━━━━━ Data entries ━━━━━
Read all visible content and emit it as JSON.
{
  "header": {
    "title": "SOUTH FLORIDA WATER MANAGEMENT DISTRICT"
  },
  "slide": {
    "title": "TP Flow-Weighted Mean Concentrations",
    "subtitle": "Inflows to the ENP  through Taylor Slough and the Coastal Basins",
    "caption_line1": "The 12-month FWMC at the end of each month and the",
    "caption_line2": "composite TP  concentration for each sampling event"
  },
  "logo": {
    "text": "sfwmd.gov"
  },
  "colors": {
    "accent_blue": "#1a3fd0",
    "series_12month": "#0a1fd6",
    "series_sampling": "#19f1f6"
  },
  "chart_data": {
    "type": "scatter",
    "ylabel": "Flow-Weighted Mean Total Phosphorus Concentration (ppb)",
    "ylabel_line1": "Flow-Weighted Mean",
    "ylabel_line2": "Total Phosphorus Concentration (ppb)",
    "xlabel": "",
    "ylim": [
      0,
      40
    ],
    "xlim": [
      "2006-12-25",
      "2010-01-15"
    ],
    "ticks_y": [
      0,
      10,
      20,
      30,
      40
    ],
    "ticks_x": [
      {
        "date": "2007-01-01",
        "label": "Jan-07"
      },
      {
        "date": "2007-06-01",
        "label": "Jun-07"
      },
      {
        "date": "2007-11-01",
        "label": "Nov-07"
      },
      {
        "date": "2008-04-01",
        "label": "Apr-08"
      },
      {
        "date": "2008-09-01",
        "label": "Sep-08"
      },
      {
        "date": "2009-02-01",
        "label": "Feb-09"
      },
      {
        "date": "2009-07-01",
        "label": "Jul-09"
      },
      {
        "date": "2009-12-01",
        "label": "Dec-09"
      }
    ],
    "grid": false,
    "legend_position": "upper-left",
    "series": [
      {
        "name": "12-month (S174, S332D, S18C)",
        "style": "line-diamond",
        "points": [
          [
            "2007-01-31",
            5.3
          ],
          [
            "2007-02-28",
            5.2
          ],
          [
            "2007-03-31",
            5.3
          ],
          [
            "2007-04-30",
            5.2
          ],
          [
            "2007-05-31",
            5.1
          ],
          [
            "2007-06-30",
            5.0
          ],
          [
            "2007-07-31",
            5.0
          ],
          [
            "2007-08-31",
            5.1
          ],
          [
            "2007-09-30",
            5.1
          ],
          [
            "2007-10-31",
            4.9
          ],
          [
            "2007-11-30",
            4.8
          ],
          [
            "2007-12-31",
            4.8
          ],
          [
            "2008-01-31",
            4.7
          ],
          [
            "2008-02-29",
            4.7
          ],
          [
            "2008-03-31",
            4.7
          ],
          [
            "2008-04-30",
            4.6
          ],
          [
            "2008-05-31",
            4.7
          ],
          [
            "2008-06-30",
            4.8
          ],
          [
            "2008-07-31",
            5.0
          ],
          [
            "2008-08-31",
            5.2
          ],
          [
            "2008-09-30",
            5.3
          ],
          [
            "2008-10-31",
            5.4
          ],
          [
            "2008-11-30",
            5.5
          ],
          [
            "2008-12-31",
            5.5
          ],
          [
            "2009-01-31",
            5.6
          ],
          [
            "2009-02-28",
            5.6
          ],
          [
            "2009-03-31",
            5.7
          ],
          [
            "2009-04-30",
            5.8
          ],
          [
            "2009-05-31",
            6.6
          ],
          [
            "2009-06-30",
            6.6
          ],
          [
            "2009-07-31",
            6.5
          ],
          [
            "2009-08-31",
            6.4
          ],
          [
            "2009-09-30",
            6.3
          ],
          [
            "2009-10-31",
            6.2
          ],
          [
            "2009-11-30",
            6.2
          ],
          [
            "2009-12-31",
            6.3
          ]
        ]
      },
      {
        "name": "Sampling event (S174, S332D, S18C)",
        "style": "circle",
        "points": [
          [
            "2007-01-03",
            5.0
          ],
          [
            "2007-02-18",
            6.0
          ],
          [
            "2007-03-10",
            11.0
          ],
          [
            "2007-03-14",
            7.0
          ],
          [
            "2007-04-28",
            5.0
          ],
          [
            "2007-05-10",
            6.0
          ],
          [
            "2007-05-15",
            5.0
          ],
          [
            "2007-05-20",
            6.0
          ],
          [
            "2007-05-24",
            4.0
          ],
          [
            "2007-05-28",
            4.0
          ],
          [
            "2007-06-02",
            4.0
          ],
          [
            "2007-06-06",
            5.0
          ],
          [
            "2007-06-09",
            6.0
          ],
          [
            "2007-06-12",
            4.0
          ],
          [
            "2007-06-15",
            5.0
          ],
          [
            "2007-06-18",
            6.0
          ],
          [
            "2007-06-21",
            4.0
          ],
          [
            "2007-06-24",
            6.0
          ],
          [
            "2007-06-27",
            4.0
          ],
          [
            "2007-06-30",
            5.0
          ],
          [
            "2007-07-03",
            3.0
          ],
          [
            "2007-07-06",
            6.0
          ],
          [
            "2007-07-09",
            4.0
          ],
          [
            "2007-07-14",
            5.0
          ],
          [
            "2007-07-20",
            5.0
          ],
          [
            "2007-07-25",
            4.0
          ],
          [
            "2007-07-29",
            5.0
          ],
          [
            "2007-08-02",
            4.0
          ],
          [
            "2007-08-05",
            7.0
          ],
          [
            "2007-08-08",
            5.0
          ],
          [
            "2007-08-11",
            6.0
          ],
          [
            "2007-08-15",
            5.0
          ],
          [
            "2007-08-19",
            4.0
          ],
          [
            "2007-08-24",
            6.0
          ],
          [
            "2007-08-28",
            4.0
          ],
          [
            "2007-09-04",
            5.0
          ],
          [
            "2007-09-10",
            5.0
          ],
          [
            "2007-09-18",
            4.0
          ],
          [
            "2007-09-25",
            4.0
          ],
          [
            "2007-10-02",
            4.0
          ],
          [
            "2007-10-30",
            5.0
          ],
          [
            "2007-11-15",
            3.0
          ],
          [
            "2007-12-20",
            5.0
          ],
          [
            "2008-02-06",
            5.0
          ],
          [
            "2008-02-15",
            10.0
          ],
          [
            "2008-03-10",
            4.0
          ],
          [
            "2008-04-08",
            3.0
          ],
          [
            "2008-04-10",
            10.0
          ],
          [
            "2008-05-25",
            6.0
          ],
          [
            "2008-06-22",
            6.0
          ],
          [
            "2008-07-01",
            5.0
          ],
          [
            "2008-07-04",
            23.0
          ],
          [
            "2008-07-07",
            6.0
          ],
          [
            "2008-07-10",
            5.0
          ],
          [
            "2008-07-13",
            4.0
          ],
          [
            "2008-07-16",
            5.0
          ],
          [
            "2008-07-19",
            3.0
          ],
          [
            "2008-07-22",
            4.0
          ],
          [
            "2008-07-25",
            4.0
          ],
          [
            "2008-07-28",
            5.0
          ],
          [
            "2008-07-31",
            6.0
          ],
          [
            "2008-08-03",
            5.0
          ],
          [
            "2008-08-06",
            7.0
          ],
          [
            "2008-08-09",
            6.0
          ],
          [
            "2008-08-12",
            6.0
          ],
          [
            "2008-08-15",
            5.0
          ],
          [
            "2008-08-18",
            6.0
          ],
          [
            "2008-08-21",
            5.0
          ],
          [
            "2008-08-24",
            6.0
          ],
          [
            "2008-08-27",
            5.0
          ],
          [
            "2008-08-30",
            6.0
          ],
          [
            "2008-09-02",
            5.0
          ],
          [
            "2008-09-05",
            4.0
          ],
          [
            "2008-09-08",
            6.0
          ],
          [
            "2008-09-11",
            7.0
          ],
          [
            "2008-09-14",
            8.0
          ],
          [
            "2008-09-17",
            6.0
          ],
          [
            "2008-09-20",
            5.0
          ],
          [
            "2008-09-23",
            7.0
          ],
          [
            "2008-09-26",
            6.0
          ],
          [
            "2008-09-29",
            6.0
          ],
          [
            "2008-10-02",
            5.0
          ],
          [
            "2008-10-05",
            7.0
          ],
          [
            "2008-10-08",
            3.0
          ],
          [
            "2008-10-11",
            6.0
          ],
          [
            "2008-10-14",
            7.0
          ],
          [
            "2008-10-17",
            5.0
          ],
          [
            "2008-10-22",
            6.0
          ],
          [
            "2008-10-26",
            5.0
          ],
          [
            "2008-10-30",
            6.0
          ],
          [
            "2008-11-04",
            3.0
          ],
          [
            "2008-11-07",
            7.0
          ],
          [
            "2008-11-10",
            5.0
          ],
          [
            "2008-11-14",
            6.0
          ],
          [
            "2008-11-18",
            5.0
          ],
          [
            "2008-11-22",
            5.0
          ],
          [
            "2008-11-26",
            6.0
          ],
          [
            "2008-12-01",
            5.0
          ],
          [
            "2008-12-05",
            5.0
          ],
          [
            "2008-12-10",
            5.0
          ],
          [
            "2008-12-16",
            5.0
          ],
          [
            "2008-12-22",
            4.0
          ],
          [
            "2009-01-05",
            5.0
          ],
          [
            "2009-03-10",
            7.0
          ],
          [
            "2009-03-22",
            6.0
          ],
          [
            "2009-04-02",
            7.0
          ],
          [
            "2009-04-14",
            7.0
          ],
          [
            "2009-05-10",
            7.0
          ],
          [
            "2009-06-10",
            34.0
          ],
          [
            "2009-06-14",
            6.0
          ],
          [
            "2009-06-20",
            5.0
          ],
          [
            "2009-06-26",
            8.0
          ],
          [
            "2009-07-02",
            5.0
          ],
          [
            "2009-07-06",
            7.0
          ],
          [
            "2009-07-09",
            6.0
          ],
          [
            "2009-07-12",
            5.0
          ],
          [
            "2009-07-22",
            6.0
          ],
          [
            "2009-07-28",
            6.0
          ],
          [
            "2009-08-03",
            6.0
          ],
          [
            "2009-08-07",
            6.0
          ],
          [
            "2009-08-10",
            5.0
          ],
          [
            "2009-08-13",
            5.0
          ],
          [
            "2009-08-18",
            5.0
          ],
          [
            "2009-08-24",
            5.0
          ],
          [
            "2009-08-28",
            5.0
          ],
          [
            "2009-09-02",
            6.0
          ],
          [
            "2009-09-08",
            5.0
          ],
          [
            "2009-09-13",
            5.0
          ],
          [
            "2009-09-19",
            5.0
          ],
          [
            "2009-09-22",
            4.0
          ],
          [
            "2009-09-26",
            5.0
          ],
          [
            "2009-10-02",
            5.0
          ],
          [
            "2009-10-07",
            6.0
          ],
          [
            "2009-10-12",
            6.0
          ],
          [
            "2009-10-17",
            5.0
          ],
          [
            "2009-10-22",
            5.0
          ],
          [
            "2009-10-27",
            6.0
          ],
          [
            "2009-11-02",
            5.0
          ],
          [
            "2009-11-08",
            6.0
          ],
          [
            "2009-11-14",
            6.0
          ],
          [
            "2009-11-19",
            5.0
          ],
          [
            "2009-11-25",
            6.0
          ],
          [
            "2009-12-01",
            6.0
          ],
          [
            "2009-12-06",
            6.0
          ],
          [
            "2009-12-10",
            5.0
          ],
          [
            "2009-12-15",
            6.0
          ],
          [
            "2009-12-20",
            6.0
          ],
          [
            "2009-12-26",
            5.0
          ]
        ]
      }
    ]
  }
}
━━━━━
Exercise brief:
Pick each line holding the word "name" out of the data and copy it.

Correct result:
        "name": "12-month (S174, S332D, S18C)",
        "name": "Sampling event (S174, S332D, S18C)",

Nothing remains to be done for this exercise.